** BEGIN EXERCISE DATA **

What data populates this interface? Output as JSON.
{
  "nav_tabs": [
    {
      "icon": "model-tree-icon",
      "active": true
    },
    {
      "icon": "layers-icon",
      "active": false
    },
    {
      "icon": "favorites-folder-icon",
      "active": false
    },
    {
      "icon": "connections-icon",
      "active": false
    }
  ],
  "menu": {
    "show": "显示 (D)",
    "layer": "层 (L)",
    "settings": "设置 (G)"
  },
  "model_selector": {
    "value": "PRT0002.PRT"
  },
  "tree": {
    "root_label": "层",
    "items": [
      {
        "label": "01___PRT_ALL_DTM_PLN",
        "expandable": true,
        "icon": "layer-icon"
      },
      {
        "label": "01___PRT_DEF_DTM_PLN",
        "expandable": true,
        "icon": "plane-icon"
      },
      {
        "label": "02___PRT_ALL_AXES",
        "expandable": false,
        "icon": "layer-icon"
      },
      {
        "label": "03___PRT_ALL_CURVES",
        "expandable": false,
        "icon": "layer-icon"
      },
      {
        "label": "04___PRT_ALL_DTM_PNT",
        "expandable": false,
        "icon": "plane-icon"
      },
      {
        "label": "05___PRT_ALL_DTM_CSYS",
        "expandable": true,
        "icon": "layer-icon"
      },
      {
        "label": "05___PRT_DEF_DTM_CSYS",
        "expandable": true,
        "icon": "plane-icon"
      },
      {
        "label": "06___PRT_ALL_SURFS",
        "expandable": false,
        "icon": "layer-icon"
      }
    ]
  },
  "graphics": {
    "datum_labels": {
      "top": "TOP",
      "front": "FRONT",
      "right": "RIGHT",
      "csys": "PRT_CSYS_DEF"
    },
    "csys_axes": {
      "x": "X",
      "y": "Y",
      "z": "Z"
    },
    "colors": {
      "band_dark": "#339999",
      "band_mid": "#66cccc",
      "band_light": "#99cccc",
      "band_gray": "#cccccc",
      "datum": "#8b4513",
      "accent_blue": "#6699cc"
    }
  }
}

** END EXERCISE DATA **

> **WHAT THE TASK REQUIRES**: Emit the records above again, exactly, with no line skipped.

> **SOLUTION**:
What data populates this interface? Output as JSON.
{
  "nav_tabs": [
    {
      "icon": "model-tree-icon",
      "active": true
    },
    {
      "icon": "layers-icon",
      "active": false
    },
    {
      "icon": "favorites-folder-icon",
      "active": false
    },
    {
      "icon": "connections-icon",
      "active": false
    }
  ],
  "menu": {
    "show": "显示 (D)",
    "layer": "层 (L)",
    "settings": "设置 (G)"
  },
  "model_selector": {
    "value": "PRT0002.PRT"
  },
  "tree": {
    "root_label": "层",
    "items": [
      {
        "label": "01___PRT_ALL_DTM_PLN",
        "expandable": true,
        "icon": "layer-icon"
      },
      {
        "label": "01___PRT_DEF_DTM_PLN",
        "expandable": true,
        "icon": "plane-icon"
      },
      {
        "label": "02___PRT_ALL_AXES",
        "expandable": false,
        "icon": "layer-icon"
      },
      {
        "label": "03___PRT_ALL_CURVES",
        "expandable": false,
        "icon": "layer-icon"
      },
      {
        "label": "04___PRT_ALL_DTM_PNT",
        "expandable": false,
        "icon": "plane-icon"
      },
      {
        "label": "05___PRT_ALL_DTM_CSYS",
        "expandable": true,
        "icon": "layer-icon"
      },
      {
        "label": "05___PRT_DEF_DTM_CSYS",
        "expandable": true,
        "icon": "plane-icon"
      },
      {
        "label": "06___PRT_ALL_SURFS",
        "expandable": false,
        "icon": "layer-icon"
      }
    ]
  },
  "graphics": {
    "datum_labels": {
      "top": "TOP",
      "front": "FRONT",
      "right": "RIGHT",
      "csys": "PRT_CSYS_DEF"
    },
    "csys_axes": {
      "x": "X",
      "y": "Y",
      "z": "Z"
    },
    "colors": {
      "band_dark": "#339999",
      "band_mid": "#66cccc",
      "band_light": "#99cccc",
      "band_gray": "#cccccc",
      "datum": "#8b4513",
      "accent_blue": "#6699cc"
    }
  }
}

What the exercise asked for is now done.